What you have to do: Each line of the listing must be transcribed exactly, except for the images, which should be excluded.

++++ Data records ++++

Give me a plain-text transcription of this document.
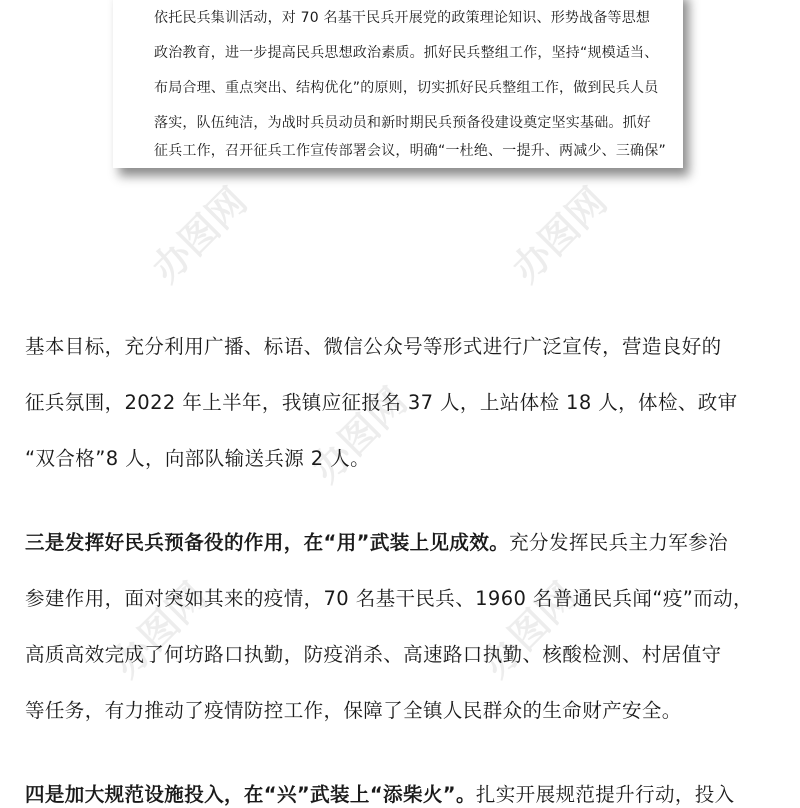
依托民兵集训活动，对 70 名基干民兵开展党的政策理论知识、形势战备等思想

政治教育，进一步提高民兵思想政治素质。抓好民兵整组工作，坚持“规模适当、

布局合理、重点突出、结构优化”的原则，切实抓好民兵整组工作，做到民兵人员

落实，队伍纯洁，为战时兵员动员和新时期民兵预备役建设奠定坚实基础。抓好

征兵工作，召开征兵工作宣传部署会议，明确“一杜绝、一提升、两减少、三确保”

基本目标，充分利用广播、标语、微信公众号等形式进行广泛宣传，营造良好的
征兵氛围，2022 年上半年，我镇应征报名 37 人，上站体检 18 人，体检、政审
“双合格”8 人，向部队输送兵源 2 人。
三是发挥好民兵预备役的作用，在“用”武装上见成效。充分发挥民兵主力军参治
参建作用，面对突如其来的疫情，70 名基干民兵、1960 名普通民兵闻“疫”而动，
高质高效完成了何坊路口执勤，防疫消杀、高速路口执勤、核酸检测、村居值守
等任务，有力推动了疫情防控工作，保障了全镇人民群众的生命财产安全。
四是加大规范设施投入，在“兴”武装上“添柴火”。扎实开展规范提升行动，投入
办图网	办图网
办图网
办图网	办图网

++++

Answer to this problem:
Give me a plain-text transcription of this document.
依托民兵集训活动，对 70 名基干民兵开展党的政策理论知识、形势战备等思想

政治教育，进一步提高民兵思想政治素质。抓好民兵整组工作，坚持“规模适当、

布局合理、重点突出、结构优化”的原则，切实抓好民兵整组工作，做到民兵人员

落实，队伍纯洁，为战时兵员动员和新时期民兵预备役建设奠定坚实基础。抓好

征兵工作，召开征兵工作宣传部署会议，明确“一杜绝、一提升、两减少、三确保”

基本目标，充分利用广播、标语、微信公众号等形式进行广泛宣传，营造良好的
征兵氛围，2022 年上半年，我镇应征报名 37 人，上站体检 18 人，体检、政审
“双合格”8 人，向部队输送兵源 2 人。
三是发挥好民兵预备役的作用，在“用”武装上见成效。充分发挥民兵主力军参治
参建作用，面对突如其来的疫情，70 名基干民兵、1960 名普通民兵闻“疫”而动，
高质高效完成了何坊路口执勤，防疫消杀、高速路口执勤、核酸检测、村居值守
等任务，有力推动了疫情防控工作，保障了全镇人民群众的生命财产安全。
四是加大规范设施投入，在“兴”武装上“添柴火”。扎实开展规范提升行动，投入
办图网	办图网
办图网
办图网	办图网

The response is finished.